**Aim:** Below are the records; collect from them each line containing the string "driving".

**Stored data:**
-- BEGIN --

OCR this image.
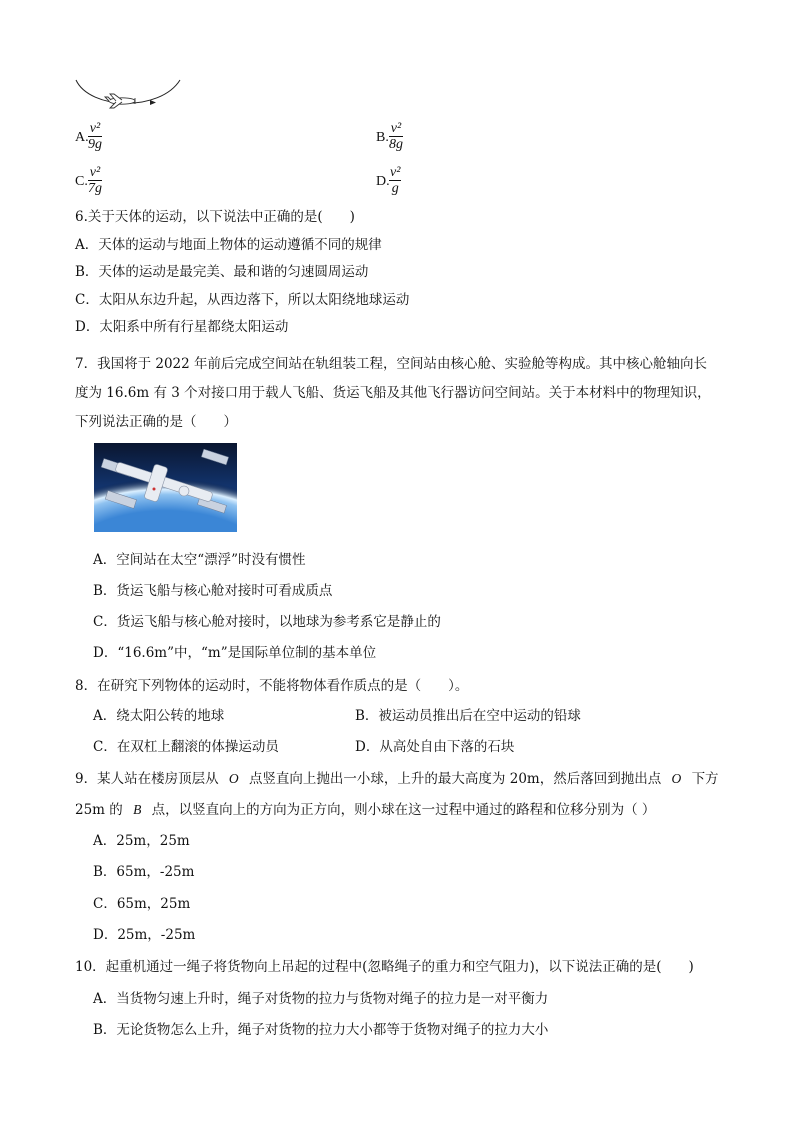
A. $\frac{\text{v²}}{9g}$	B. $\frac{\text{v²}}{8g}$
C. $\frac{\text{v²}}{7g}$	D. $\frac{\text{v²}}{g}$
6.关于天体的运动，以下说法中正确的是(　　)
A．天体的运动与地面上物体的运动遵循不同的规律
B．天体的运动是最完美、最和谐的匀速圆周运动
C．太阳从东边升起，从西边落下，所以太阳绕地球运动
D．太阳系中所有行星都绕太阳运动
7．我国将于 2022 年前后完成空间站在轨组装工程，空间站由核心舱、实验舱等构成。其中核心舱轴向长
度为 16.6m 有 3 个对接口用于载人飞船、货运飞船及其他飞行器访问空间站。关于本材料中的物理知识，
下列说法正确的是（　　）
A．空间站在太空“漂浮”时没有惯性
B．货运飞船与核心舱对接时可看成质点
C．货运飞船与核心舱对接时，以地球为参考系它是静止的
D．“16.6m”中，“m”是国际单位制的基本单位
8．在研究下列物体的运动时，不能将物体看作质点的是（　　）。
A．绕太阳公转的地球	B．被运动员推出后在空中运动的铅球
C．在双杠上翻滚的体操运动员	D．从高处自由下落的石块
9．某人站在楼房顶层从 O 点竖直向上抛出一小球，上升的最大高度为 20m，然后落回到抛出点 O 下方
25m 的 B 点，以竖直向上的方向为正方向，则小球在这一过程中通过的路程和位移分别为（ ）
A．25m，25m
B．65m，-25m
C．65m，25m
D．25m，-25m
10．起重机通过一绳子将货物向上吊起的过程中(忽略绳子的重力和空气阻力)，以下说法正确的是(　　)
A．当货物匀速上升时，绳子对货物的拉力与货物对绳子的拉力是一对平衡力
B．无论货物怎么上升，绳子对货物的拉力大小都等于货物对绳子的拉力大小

-- END --
-- BEGIN --

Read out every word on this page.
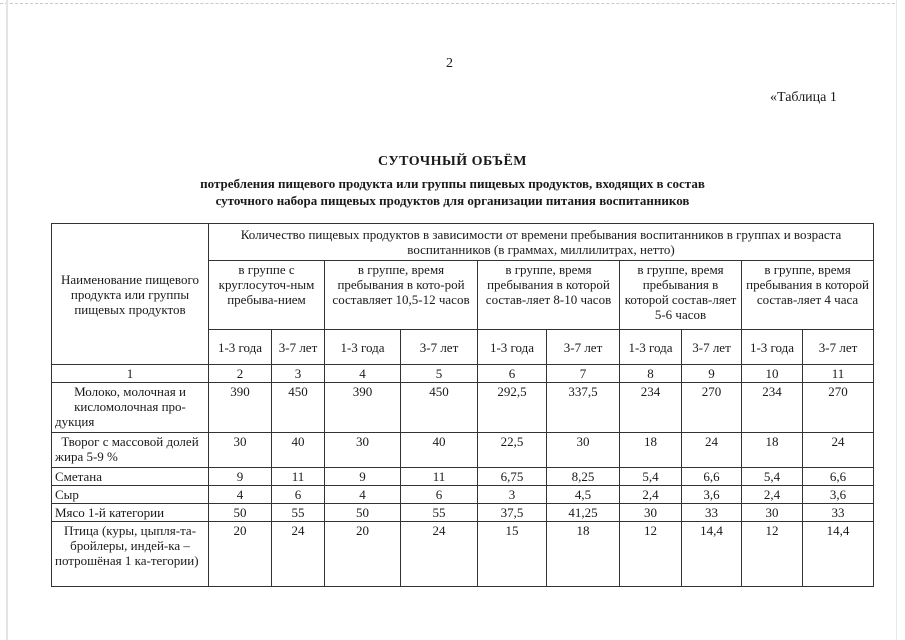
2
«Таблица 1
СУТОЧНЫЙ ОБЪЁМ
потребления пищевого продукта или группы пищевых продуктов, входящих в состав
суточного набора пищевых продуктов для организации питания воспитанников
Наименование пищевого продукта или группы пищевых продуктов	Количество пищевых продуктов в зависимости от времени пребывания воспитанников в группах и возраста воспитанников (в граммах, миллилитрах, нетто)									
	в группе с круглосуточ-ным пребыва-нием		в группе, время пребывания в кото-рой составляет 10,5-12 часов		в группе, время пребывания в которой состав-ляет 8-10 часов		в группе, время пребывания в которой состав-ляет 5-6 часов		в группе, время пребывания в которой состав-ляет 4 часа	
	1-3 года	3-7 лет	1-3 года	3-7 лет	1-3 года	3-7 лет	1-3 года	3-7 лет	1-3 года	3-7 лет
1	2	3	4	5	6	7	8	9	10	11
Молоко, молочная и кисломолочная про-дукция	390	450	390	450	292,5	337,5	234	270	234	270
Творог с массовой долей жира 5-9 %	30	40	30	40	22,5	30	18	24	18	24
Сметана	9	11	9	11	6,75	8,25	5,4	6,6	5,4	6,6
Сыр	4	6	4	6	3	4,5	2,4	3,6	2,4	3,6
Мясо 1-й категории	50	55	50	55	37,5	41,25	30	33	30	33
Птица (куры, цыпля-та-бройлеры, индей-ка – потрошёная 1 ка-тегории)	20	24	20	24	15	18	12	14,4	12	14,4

-- END --
-- BEGIN --

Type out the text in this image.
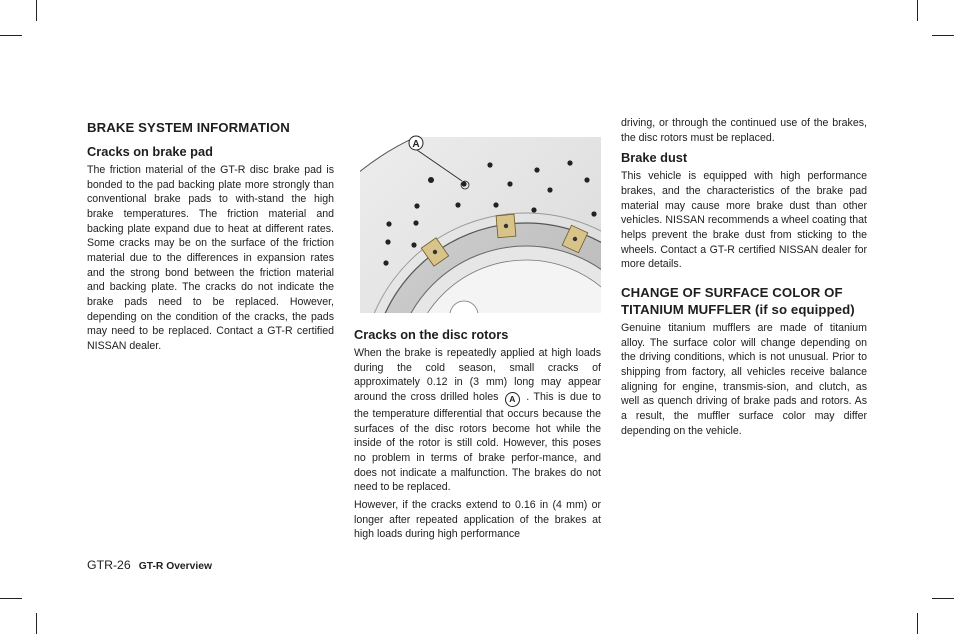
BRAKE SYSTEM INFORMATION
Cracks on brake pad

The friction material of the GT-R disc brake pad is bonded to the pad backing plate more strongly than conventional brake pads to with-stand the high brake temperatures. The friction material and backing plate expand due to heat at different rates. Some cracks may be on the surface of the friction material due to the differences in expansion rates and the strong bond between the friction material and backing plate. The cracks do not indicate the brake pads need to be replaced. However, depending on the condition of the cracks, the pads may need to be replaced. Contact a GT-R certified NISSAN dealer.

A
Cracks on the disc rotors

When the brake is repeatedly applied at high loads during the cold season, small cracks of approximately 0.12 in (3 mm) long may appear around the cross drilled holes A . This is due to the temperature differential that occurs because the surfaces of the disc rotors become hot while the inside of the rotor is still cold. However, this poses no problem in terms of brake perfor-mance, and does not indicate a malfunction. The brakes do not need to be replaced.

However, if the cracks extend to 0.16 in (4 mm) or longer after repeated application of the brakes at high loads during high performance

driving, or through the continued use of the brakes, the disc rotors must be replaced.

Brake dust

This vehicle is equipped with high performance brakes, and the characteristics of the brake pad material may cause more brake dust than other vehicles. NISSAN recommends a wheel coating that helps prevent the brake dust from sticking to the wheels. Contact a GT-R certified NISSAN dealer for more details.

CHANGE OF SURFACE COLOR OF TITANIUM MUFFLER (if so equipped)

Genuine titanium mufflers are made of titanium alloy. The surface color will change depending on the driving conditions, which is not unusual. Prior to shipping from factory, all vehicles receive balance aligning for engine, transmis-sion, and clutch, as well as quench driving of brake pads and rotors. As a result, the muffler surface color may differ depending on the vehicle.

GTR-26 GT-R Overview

-- END --

**Full output:**
driving, or through the continued use of the brakes, the disc rotors must be replaced.
Genuine titanium mufflers are made of titanium alloy. The surface color will change depending on the driving conditions, which is not unusual. Prior to shipping from factory, all vehicles receive balance aligning for engine, transmis-sion, and clutch, as well as quench driving of brake pads and rotors. As a result, the muffler surface color may differ depending on the vehicle.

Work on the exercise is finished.